** START Supplied records **

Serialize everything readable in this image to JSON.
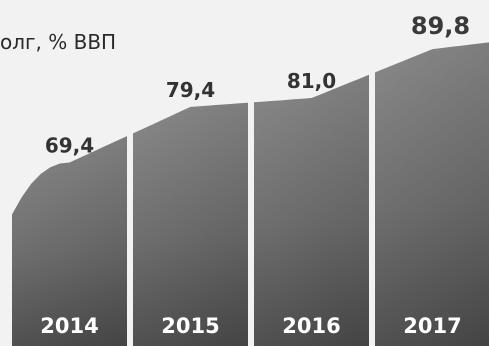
{
  "chart_data": {
    "type": "bar",
    "title": "олг, % ВВП",
    "categories": [
      "2014",
      "2015",
      "2016",
      "2017"
    ],
    "values": [
      69.4,
      79.4,
      81.0,
      89.8
    ],
    "value_labels": [
      "69,4",
      "79,4",
      "81,0",
      "89,8"
    ],
    "ylim": [
      40,
      90
    ],
    "grid": false,
    "legend": "none",
    "colors": {
      "bar_top": "#7a7a7a",
      "bar_bottom": "#4e4e4e",
      "background": "#f2f2f2",
      "label_text": "#333333",
      "tick_text": "#ffffff"
    }
  }
}
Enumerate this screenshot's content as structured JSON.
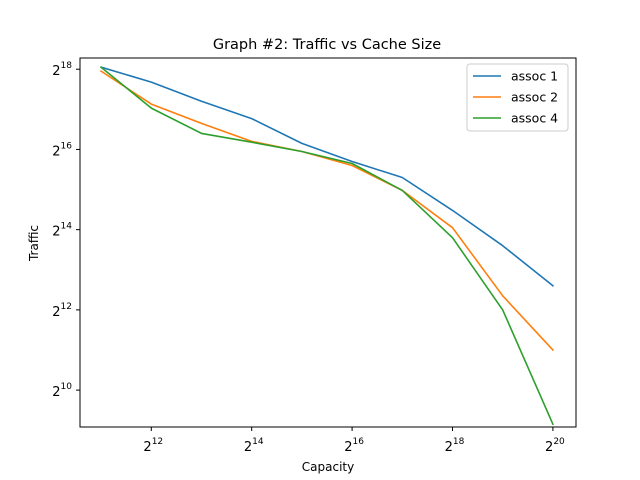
{
  "chart_data": {
    "type": "line",
    "title": "Graph #2: Traffic vs Cache Size",
    "xlabel": "Capacity",
    "ylabel": "Traffic",
    "xscale": "log2",
    "yscale": "log2",
    "x_exponents": [
      11,
      12,
      13,
      14,
      15,
      16,
      17,
      18,
      19,
      20
    ],
    "x_tick_exponents": [
      12,
      14,
      16,
      18,
      20
    ],
    "y_tick_exponents": [
      10,
      12,
      14,
      16,
      18
    ],
    "tick_base": "2",
    "xlim_exponent": [
      10.58,
      20.46
    ],
    "ylim_exponent": [
      9.08,
      18.28
    ],
    "grid": false,
    "legend_position": "upper right",
    "series": [
      {
        "name": "assoc 1",
        "color": "#1f77b4",
        "y_exponents": [
          18.05,
          17.68,
          17.2,
          16.77,
          16.15,
          15.7,
          15.3,
          14.48,
          13.6,
          12.6
        ]
      },
      {
        "name": "assoc 2",
        "color": "#ff7f0e",
        "y_exponents": [
          17.95,
          17.13,
          16.65,
          16.2,
          15.95,
          15.6,
          14.98,
          14.05,
          12.35,
          11.0
        ]
      },
      {
        "name": "assoc 4",
        "color": "#2ca02c",
        "y_exponents": [
          18.05,
          17.03,
          16.4,
          16.18,
          15.95,
          15.65,
          14.98,
          13.8,
          12.0,
          9.15
        ]
      }
    ]
  }
}
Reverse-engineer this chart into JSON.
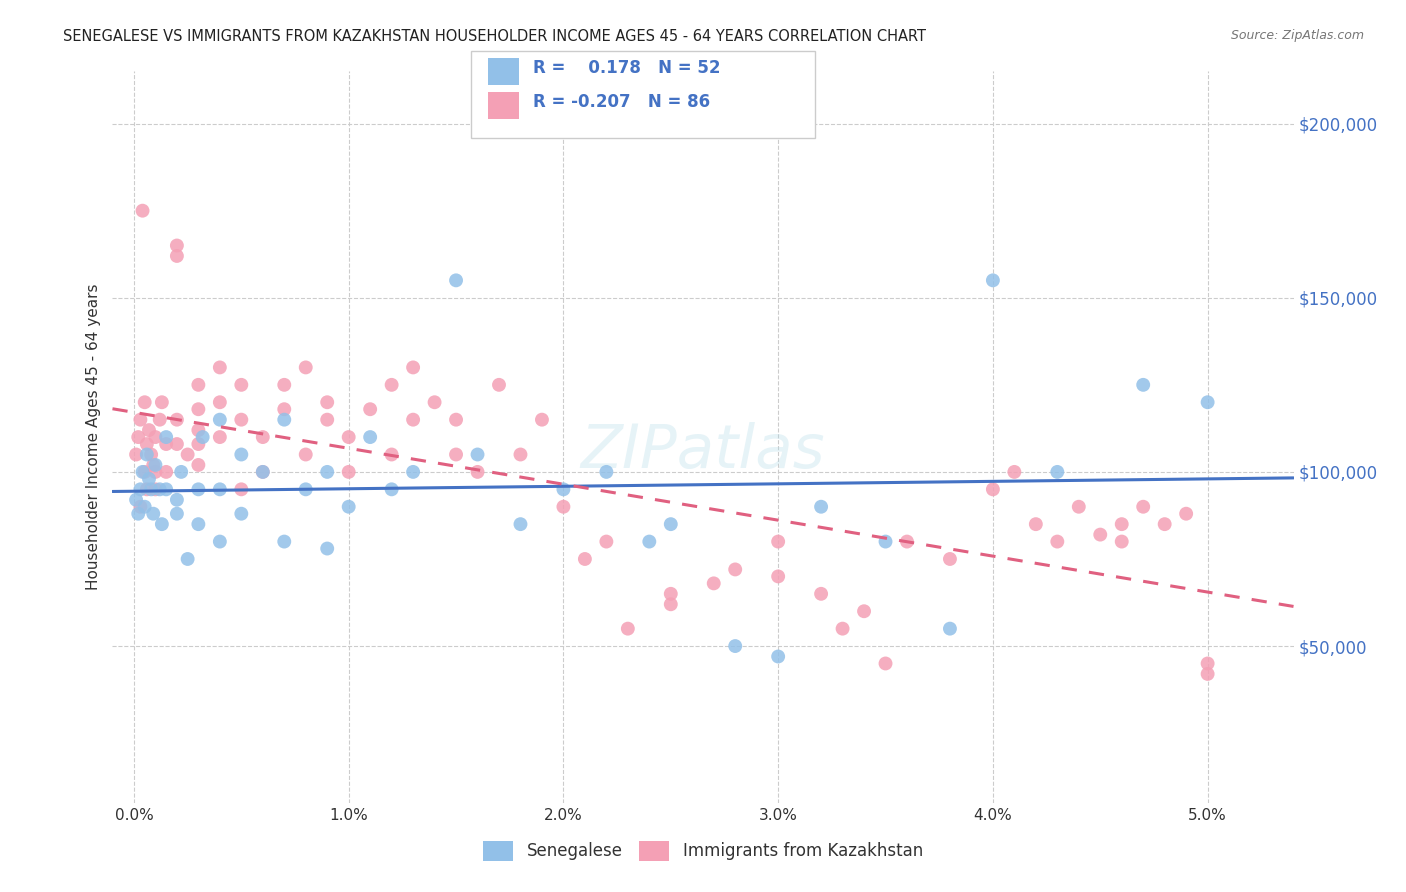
{
  "title": "SENEGALESE VS IMMIGRANTS FROM KAZAKHSTAN HOUSEHOLDER INCOME AGES 45 - 64 YEARS CORRELATION CHART",
  "source": "Source: ZipAtlas.com",
  "ylabel": "Householder Income Ages 45 - 64 years",
  "xlabel_ticks": [
    "0.0%",
    "1.0%",
    "2.0%",
    "3.0%",
    "4.0%",
    "5.0%"
  ],
  "xlabel_vals": [
    0.0,
    0.01,
    0.02,
    0.03,
    0.04,
    0.05
  ],
  "ytick_labels": [
    "$50,000",
    "$100,000",
    "$150,000",
    "$200,000"
  ],
  "ytick_vals": [
    50000,
    100000,
    150000,
    200000
  ],
  "xlim": [
    -0.001,
    0.054
  ],
  "ylim": [
    5000,
    215000
  ],
  "R_senegalese": 0.178,
  "N_senegalese": 52,
  "R_kazakhstan": -0.207,
  "N_kazakhstan": 86,
  "color_senegalese": "#92C0E8",
  "color_kazakhstan": "#F4A0B5",
  "color_senegalese_line": "#4472C4",
  "color_kazakhstan_line": "#E06080",
  "legend_label_1": "Senegalese",
  "legend_label_2": "Immigrants from Kazakhstan",
  "background_color": "#FFFFFF",
  "grid_color": "#CCCCCC",
  "watermark": "ZIPatlas",
  "scatter_senegalese_x": [
    0.0001,
    0.0002,
    0.0003,
    0.0004,
    0.0005,
    0.0006,
    0.0007,
    0.0008,
    0.0009,
    0.001,
    0.0012,
    0.0013,
    0.0015,
    0.0015,
    0.002,
    0.002,
    0.0022,
    0.0025,
    0.003,
    0.003,
    0.0032,
    0.004,
    0.004,
    0.004,
    0.005,
    0.005,
    0.006,
    0.007,
    0.007,
    0.008,
    0.009,
    0.009,
    0.01,
    0.011,
    0.012,
    0.013,
    0.015,
    0.016,
    0.018,
    0.02,
    0.022,
    0.024,
    0.025,
    0.028,
    0.03,
    0.032,
    0.035,
    0.038,
    0.04,
    0.043,
    0.047,
    0.05
  ],
  "scatter_senegalese_y": [
    92000,
    88000,
    95000,
    100000,
    90000,
    105000,
    98000,
    95000,
    88000,
    102000,
    95000,
    85000,
    110000,
    95000,
    92000,
    88000,
    100000,
    75000,
    85000,
    95000,
    110000,
    80000,
    115000,
    95000,
    88000,
    105000,
    100000,
    80000,
    115000,
    95000,
    100000,
    78000,
    90000,
    110000,
    95000,
    100000,
    155000,
    105000,
    85000,
    95000,
    100000,
    80000,
    85000,
    50000,
    47000,
    90000,
    80000,
    55000,
    155000,
    100000,
    125000,
    120000
  ],
  "scatter_kazakhstan_x": [
    0.0001,
    0.0002,
    0.0003,
    0.0004,
    0.0005,
    0.0005,
    0.0006,
    0.0007,
    0.0008,
    0.0009,
    0.001,
    0.001,
    0.0012,
    0.0013,
    0.0015,
    0.0015,
    0.002,
    0.002,
    0.002,
    0.0025,
    0.003,
    0.003,
    0.003,
    0.003,
    0.004,
    0.004,
    0.004,
    0.005,
    0.005,
    0.005,
    0.006,
    0.006,
    0.007,
    0.007,
    0.008,
    0.008,
    0.009,
    0.009,
    0.01,
    0.01,
    0.011,
    0.012,
    0.012,
    0.013,
    0.013,
    0.014,
    0.015,
    0.015,
    0.016,
    0.017,
    0.018,
    0.019,
    0.02,
    0.021,
    0.022,
    0.023,
    0.025,
    0.025,
    0.027,
    0.028,
    0.03,
    0.03,
    0.032,
    0.033,
    0.034,
    0.035,
    0.036,
    0.038,
    0.04,
    0.041,
    0.042,
    0.043,
    0.044,
    0.045,
    0.046,
    0.047,
    0.048,
    0.049,
    0.05,
    0.05,
    0.0003,
    0.0006,
    0.001,
    0.002,
    0.003,
    0.046
  ],
  "scatter_kazakhstan_y": [
    105000,
    110000,
    115000,
    175000,
    120000,
    100000,
    108000,
    112000,
    105000,
    102000,
    110000,
    95000,
    115000,
    120000,
    108000,
    100000,
    162000,
    165000,
    115000,
    105000,
    108000,
    112000,
    118000,
    125000,
    110000,
    120000,
    130000,
    125000,
    115000,
    95000,
    110000,
    100000,
    118000,
    125000,
    105000,
    130000,
    115000,
    120000,
    110000,
    100000,
    118000,
    125000,
    105000,
    130000,
    115000,
    120000,
    105000,
    115000,
    100000,
    125000,
    105000,
    115000,
    90000,
    75000,
    80000,
    55000,
    65000,
    62000,
    68000,
    72000,
    80000,
    70000,
    65000,
    55000,
    60000,
    45000,
    80000,
    75000,
    95000,
    100000,
    85000,
    80000,
    90000,
    82000,
    85000,
    90000,
    85000,
    88000,
    45000,
    42000,
    90000,
    95000,
    100000,
    108000,
    102000,
    80000
  ]
}
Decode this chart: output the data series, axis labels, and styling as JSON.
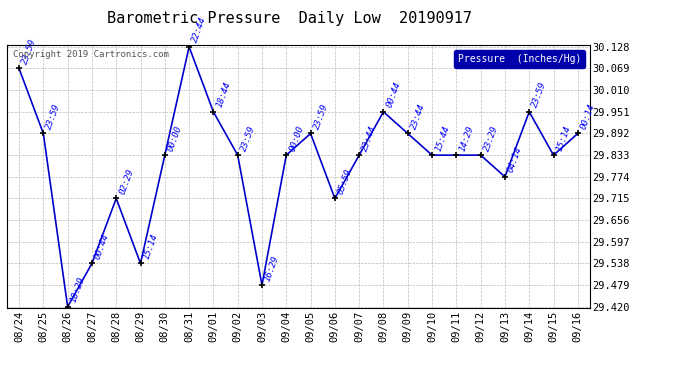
{
  "title": "Barometric Pressure  Daily Low  20190917",
  "ylabel": "Pressure  (Inches/Hg)",
  "copyright": "Copyright 2019 Cartronics.com",
  "background_color": "#ffffff",
  "plot_bg_color": "#ffffff",
  "line_color": "#0000cc",
  "marker_color": "#000000",
  "label_color": "#0000ff",
  "grid_color": "#bbbbbb",
  "dates": [
    "08/24",
    "08/25",
    "08/26",
    "08/27",
    "08/28",
    "08/29",
    "08/30",
    "08/31",
    "09/01",
    "09/02",
    "09/03",
    "09/04",
    "09/05",
    "09/06",
    "09/07",
    "09/08",
    "09/09",
    "09/10",
    "09/11",
    "09/12",
    "09/13",
    "09/14",
    "09/15",
    "09/16"
  ],
  "values": [
    30.069,
    29.892,
    29.42,
    29.538,
    29.715,
    29.538,
    29.833,
    30.128,
    29.951,
    29.833,
    29.479,
    29.833,
    29.892,
    29.715,
    29.833,
    29.951,
    29.892,
    29.833,
    29.833,
    29.833,
    29.774,
    29.951,
    29.833,
    29.892
  ],
  "time_labels": [
    "23:59",
    "23:59",
    "18:29",
    "00:44",
    "02:29",
    "15:14",
    "00:00",
    "22:44",
    "18:44",
    "23:59",
    "16:29",
    "00:00",
    "23:59",
    "05:59",
    "23:44",
    "00:44",
    "23:44",
    "15:44",
    "14:29",
    "23:29",
    "04:14",
    "23:59",
    "15:14",
    "00:14"
  ],
  "ylim_min": 29.42,
  "ylim_max": 30.128,
  "yticks": [
    29.42,
    29.479,
    29.538,
    29.597,
    29.656,
    29.715,
    29.774,
    29.833,
    29.892,
    29.951,
    30.01,
    30.069,
    30.128
  ],
  "legend_box_color": "#0000aa",
  "legend_text_color": "#ffffff",
  "title_fontsize": 11,
  "label_fontsize": 6.5,
  "tick_fontsize": 7.5,
  "ytick_fontsize": 7.5,
  "copyright_fontsize": 6.5
}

** END Supplied records **

◆ **Set problem**
Using the data above, say how many lines include "series". No other reply is needed.

◆ **Written solution**
2